• [Extracted records]:
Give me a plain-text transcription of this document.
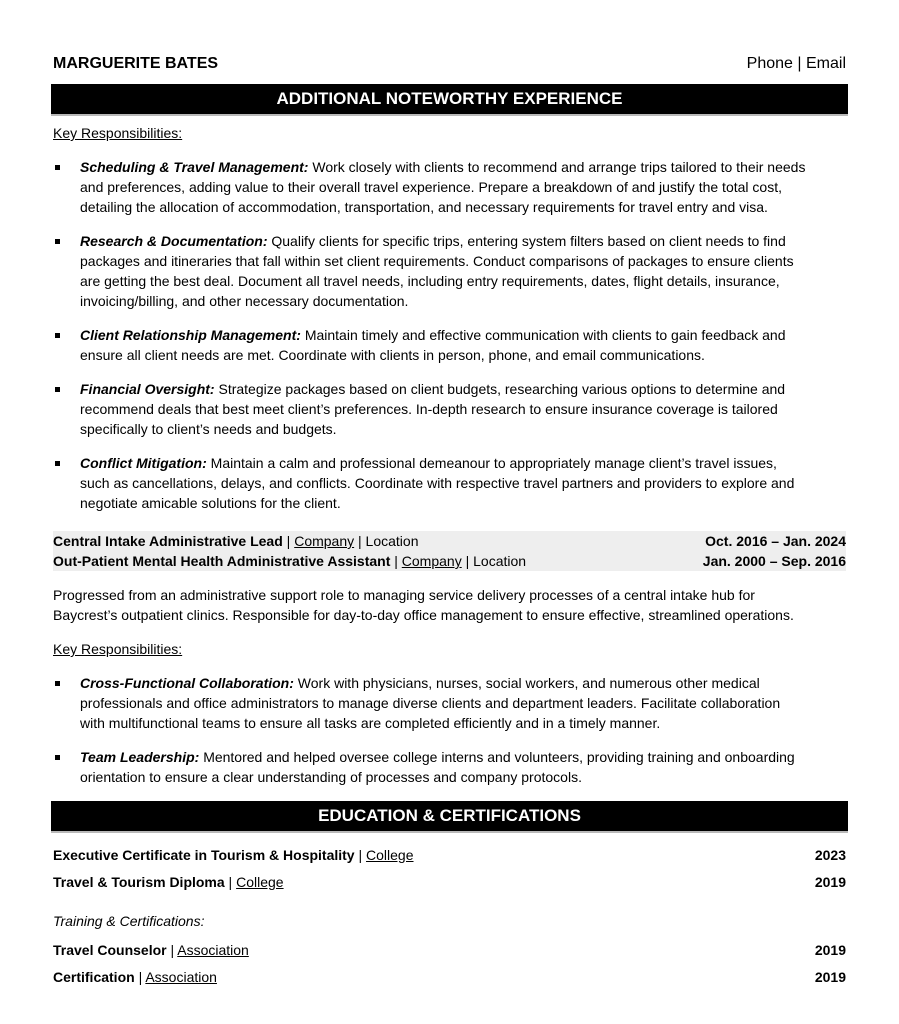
MARGUERITE BATES	Phone | Email
ADDITIONAL NOTEWORTHY EXPERIENCE
Key Responsibilities:
Scheduling & Travel Management: Work closely with clients to recommend and arrange trips tailored to their needs
and preferences, adding value to their overall travel experience. Prepare a breakdown of and justify the total cost,
detailing the allocation of accommodation, transportation, and necessary requirements for travel entry and visa.
Research & Documentation: Qualify clients for specific trips, entering system filters based on client needs to find
packages and itineraries that fall within set client requirements. Conduct comparisons of packages to ensure clients
are getting the best deal. Document all travel needs, including entry requirements, dates, flight details, insurance,
invoicing/billing, and other necessary documentation.
Client Relationship Management: Maintain timely and effective communication with clients to gain feedback and
ensure all client needs are met. Coordinate with clients in person, phone, and email communications.
Financial Oversight: Strategize packages based on client budgets, researching various options to determine and
recommend deals that best meet client’s preferences. In-depth research to ensure insurance coverage is tailored
specifically to client’s needs and budgets.
Conflict Mitigation: Maintain a calm and professional demeanour to appropriately manage client’s travel issues,
such as cancellations, delays, and conflicts. Coordinate with respective travel partners and providers to explore and
negotiate amicable solutions for the client.
Central Intake Administrative Lead | Company | Location	Oct. 2016 – Jan. 2024
Out-Patient Mental Health Administrative Assistant | Company | Location	Jan. 2000 – Sep. 2016
Progressed from an administrative support role to managing service delivery processes of a central intake hub for
Baycrest’s outpatient clinics. Responsible for day-to-day office management to ensure effective, streamlined operations.
Key Responsibilities:
Cross-Functional Collaboration: Work with physicians, nurses, social workers, and numerous other medical
professionals and office administrators to manage diverse clients and department leaders. Facilitate collaboration
with multifunctional teams to ensure all tasks are completed efficiently and in a timely manner.
Team Leadership: Mentored and helped oversee college interns and volunteers, providing training and onboarding
orientation to ensure a clear understanding of processes and company protocols.
EDUCATION & CERTIFICATIONS
Executive Certificate in Tourism & Hospitality | College	2023
Travel & Tourism Diploma | College	2019
Training & Certifications:
Travel Counselor | Association	2019
Certification | Association	2019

• [Directions]:
From the data, list each line in which the string "Work" appears.

• [Reply to the exercise]:
Scheduling & Travel Management: Work closely with clients to recommend and arrange trips tailored to their needs
Cross-Functional Collaboration: Work with physicians, nurses, social workers, and numerous other medical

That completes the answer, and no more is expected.